**Records to process:**
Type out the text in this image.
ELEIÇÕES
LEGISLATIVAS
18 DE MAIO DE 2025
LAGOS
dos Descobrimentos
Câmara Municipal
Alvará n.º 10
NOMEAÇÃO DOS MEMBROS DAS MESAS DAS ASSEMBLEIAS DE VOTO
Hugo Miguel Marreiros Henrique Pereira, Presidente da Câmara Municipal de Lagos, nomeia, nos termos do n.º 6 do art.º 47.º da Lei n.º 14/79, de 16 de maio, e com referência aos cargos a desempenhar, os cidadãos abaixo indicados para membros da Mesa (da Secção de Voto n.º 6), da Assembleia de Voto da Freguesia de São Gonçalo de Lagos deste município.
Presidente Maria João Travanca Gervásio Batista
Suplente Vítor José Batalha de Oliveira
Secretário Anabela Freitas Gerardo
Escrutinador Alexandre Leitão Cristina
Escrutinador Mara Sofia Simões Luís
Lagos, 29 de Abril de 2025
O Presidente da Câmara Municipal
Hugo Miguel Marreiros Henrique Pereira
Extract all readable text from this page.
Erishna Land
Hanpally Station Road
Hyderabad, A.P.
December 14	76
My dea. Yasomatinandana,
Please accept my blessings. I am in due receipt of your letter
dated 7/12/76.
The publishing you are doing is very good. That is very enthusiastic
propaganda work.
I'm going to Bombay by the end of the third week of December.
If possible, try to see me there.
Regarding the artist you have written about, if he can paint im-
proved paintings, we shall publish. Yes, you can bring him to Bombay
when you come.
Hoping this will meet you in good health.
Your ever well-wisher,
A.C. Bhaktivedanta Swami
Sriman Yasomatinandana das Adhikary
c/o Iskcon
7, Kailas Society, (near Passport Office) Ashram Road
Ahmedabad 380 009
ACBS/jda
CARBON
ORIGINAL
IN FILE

**Given instruction:**
Output the entries verbatim.

**Right answer:**
Type out the text in this image.
ELEIÇÕES
LEGISLATIVAS
18 DE MAIO DE 2025
LAGOS
dos Descobrimentos
Câmara Municipal
Alvará n.º 10
NOMEAÇÃO DOS MEMBROS DAS MESAS DAS ASSEMBLEIAS DE VOTO
Hugo Miguel Marreiros Henrique Pereira, Presidente da Câmara Municipal de Lagos, nomeia, nos termos do n.º 6 do art.º 47.º da Lei n.º 14/79, de 16 de maio, e com referência aos cargos a desempenhar, os cidadãos abaixo indicados para membros da Mesa (da Secção de Voto n.º 6), da Assembleia de Voto da Freguesia de São Gonçalo de Lagos deste município.
Presidente Maria João Travanca Gervásio Batista
Suplente Vítor José Batalha de Oliveira
Secretário Anabela Freitas Gerardo
Escrutinador Alexandre Leitão Cristina
Escrutinador Mara Sofia Simões Luís
Lagos, 29 de Abril de 2025
O Presidente da Câmara Municipal
Hugo Miguel Marreiros Henrique Pereira
Extract all readable text from this page.
Erishna Land
Hanpally Station Road
Hyderabad, A.P.
December 14	76
My dea. Yasomatinandana,
Please accept my blessings. I am in due receipt of your letter
dated 7/12/76.
The publishing you are doing is very good. That is very enthusiastic
propaganda work.
I'm going to Bombay by the end of the third week of December.
If possible, try to see me there.
Regarding the artist you have written about, if he can paint im-
proved paintings, we shall publish. Yes, you can bring him to Bombay
when you come.
Hoping this will meet you in good health.
Your ever well-wisher,
A.C. Bhaktivedanta Swami
Sriman Yasomatinandana das Adhikary
c/o Iskcon
7, Kailas Society, (near Passport Office) Ashram Road
Ahmedabad 380 009
ACBS/jda
CARBON
ORIGINAL
IN FILE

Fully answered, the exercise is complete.